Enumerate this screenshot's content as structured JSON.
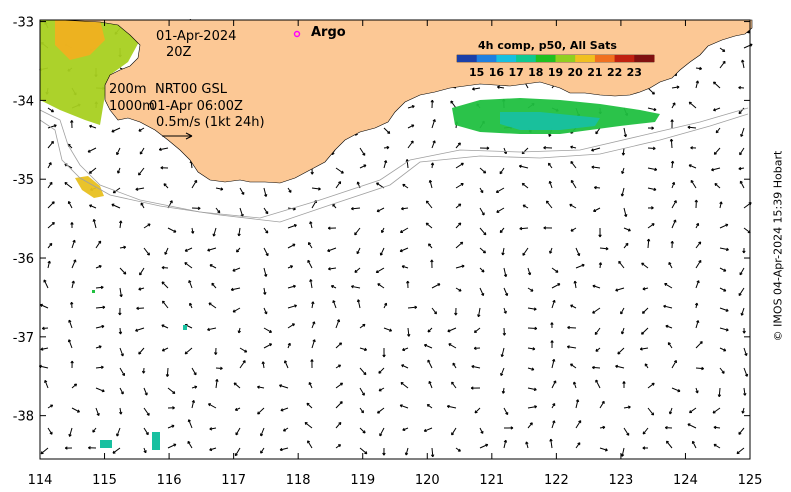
{
  "map": {
    "date": "01-Apr-2024",
    "hour": "20Z",
    "contour_shallow": "200m",
    "contour_deep": "1000m",
    "product": "NRT00 GSL",
    "product_time": "01-Apr 06:00Z",
    "scale_text": "0.5m/s (1kt 24h)",
    "argo_label": "Argo",
    "credit": "© IMOS 04-Apr-2024 15:39 Hobart",
    "x_ticks": [
      "114",
      "115",
      "116",
      "117",
      "118",
      "119",
      "120",
      "121",
      "122",
      "123",
      "124",
      "125"
    ],
    "y_ticks": [
      "-33",
      "-34",
      "-35",
      "-36",
      "-37",
      "-38"
    ],
    "lon_range": [
      114,
      125
    ],
    "lat_range": [
      -38.55,
      -32.98
    ],
    "colors": {
      "land": "#fcc895",
      "argo": "#ff00ff",
      "contour": "#a0a0a0"
    }
  },
  "colorbar": {
    "title": "4h comp, p50, All Sats",
    "labels": [
      "15",
      "16",
      "17",
      "18",
      "19",
      "20",
      "21",
      "22",
      "23"
    ],
    "colors": [
      "#1a3fa8",
      "#1f7fe0",
      "#18c0e0",
      "#10c890",
      "#20c020",
      "#90d020",
      "#f0c020",
      "#f07020",
      "#c02010",
      "#801010"
    ]
  }
}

::::::::

▸ **WRITTEN EXERCISE**:
Write out each line of the data exactly; the images should be left out.

▸ **RESPONSE**:
Enumerate this screenshot's content as structured JSON.
{
  "map": {
    "date": "01-Apr-2024",
    "hour": "20Z",
    "contour_shallow": "200m",
    "contour_deep": "1000m",
    "product": "NRT00 GSL",
    "product_time": "01-Apr 06:00Z",
    "scale_text": "0.5m/s (1kt 24h)",
    "argo_label": "Argo",
    "credit": "© IMOS 04-Apr-2024 15:39 Hobart",
    "x_ticks": [
      "114",
      "115",
      "116",
      "117",
      "118",
      "119",
      "120",
      "121",
      "122",
      "123",
      "124",
      "125"
    ],
    "y_ticks": [
      "-33",
      "-34",
      "-35",
      "-36",
      "-37",
      "-38"
    ],
    "lon_range": [
      114,
      125
    ],
    "lat_range": [
      -38.55,
      -32.98
    ],
    "colors": {
      "land": "#fcc895",
      "argo": "#ff00ff",
      "contour": "#a0a0a0"
    }
  },
  "colorbar": {
    "title": "4h comp, p50, All Sats",
    "labels": [
      "15",
      "16",
      "17",
      "18",
      "19",
      "20",
      "21",
      "22",
      "23"
    ],
    "colors": [
      "#1a3fa8",
      "#1f7fe0",
      "#18c0e0",
      "#10c890",
      "#20c020",
      "#90d020",
      "#f0c020",
      "#f07020",
      "#c02010",
      "#801010"
    ]
  }
}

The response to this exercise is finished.